(EXERCISE INSTRUCTIONS) Copy every line of the records below where the word "hatch" occurs.

(DATASET ENTRIES)
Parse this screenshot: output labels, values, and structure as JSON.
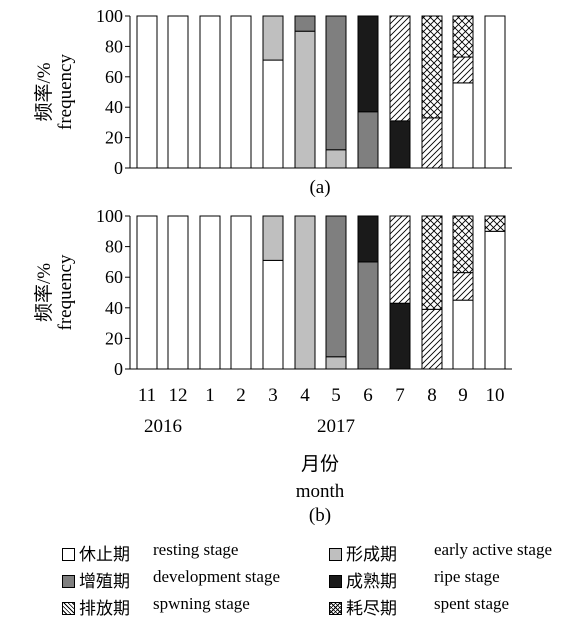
{
  "chart_data": [
    {
      "type": "bar",
      "stacked": true,
      "panel_label": "(a)",
      "ylabel_zh": "频率/%",
      "ylabel_en": "frequency",
      "ylim": [
        0,
        100
      ],
      "yticks": [
        0,
        20,
        40,
        60,
        80,
        100
      ],
      "categories": [
        "11",
        "12",
        "1",
        "2",
        "3",
        "4",
        "5",
        "6",
        "7",
        "8",
        "9",
        "10"
      ],
      "series": [
        {
          "name": "休止期 resting stage",
          "values": [
            100,
            100,
            100,
            100,
            71,
            0,
            0,
            0,
            0,
            0,
            56,
            100
          ]
        },
        {
          "name": "形成期 early active stage",
          "values": [
            0,
            0,
            0,
            0,
            29,
            90,
            12,
            0,
            0,
            0,
            0,
            0
          ]
        },
        {
          "name": "增殖期 development stage",
          "values": [
            0,
            0,
            0,
            0,
            0,
            10,
            88,
            37,
            0,
            0,
            0,
            0
          ]
        },
        {
          "name": "成熟期 ripe stage",
          "values": [
            0,
            0,
            0,
            0,
            0,
            0,
            0,
            63,
            31,
            0,
            0,
            0
          ]
        },
        {
          "name": "排放期 spwning stage",
          "values": [
            0,
            0,
            0,
            0,
            0,
            0,
            0,
            0,
            69,
            33,
            17,
            0
          ]
        },
        {
          "name": "耗尽期 spent stage",
          "values": [
            0,
            0,
            0,
            0,
            0,
            0,
            0,
            0,
            0,
            67,
            27,
            0
          ]
        }
      ]
    },
    {
      "type": "bar",
      "stacked": true,
      "panel_label": "(b)",
      "ylabel_zh": "频率/%",
      "ylabel_en": "frequency",
      "ylim": [
        0,
        100
      ],
      "yticks": [
        0,
        20,
        40,
        60,
        80,
        100
      ],
      "categories": [
        "11",
        "12",
        "1",
        "2",
        "3",
        "4",
        "5",
        "6",
        "7",
        "8",
        "9",
        "10"
      ],
      "year_labels": [
        {
          "text": "2016",
          "at": "11"
        },
        {
          "text": "2017",
          "at": "5"
        }
      ],
      "xlabel_zh": "月份",
      "xlabel_en": "month",
      "series": [
        {
          "name": "休止期 resting stage",
          "values": [
            100,
            100,
            100,
            100,
            71,
            0,
            0,
            0,
            0,
            0,
            45,
            90
          ]
        },
        {
          "name": "形成期 early active stage",
          "values": [
            0,
            0,
            0,
            0,
            29,
            100,
            8,
            0,
            0,
            0,
            0,
            0
          ]
        },
        {
          "name": "增殖期 development stage",
          "values": [
            0,
            0,
            0,
            0,
            0,
            0,
            92,
            70,
            0,
            0,
            0,
            0
          ]
        },
        {
          "name": "成熟期 ripe stage",
          "values": [
            0,
            0,
            0,
            0,
            0,
            0,
            0,
            30,
            43,
            0,
            0,
            0
          ]
        },
        {
          "name": "排放期 spwning stage",
          "values": [
            0,
            0,
            0,
            0,
            0,
            0,
            0,
            0,
            57,
            39,
            18,
            0
          ]
        },
        {
          "name": "耗尽期 spent stage",
          "values": [
            0,
            0,
            0,
            0,
            0,
            0,
            0,
            0,
            0,
            61,
            37,
            10
          ]
        }
      ]
    }
  ],
  "legend": [
    {
      "zh": "休止期",
      "en": "resting stage",
      "fill": "#ffffff"
    },
    {
      "zh": "形成期",
      "en": "early active stage",
      "fill": "#bfbfbf"
    },
    {
      "zh": "增殖期",
      "en": "development stage",
      "fill": "#7f7f7f"
    },
    {
      "zh": "成熟期",
      "en": "ripe stage",
      "fill": "#1a1a1a"
    },
    {
      "zh": "排放期",
      "en": "spwning stage",
      "fill": "diagonal-hatch"
    },
    {
      "zh": "耗尽期",
      "en": "spent stage",
      "fill": "cross-hatch"
    }
  ]
}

(ANSWER BELOW)
      "fill": "diagonal-hatch"
      "fill": "cross-hatch"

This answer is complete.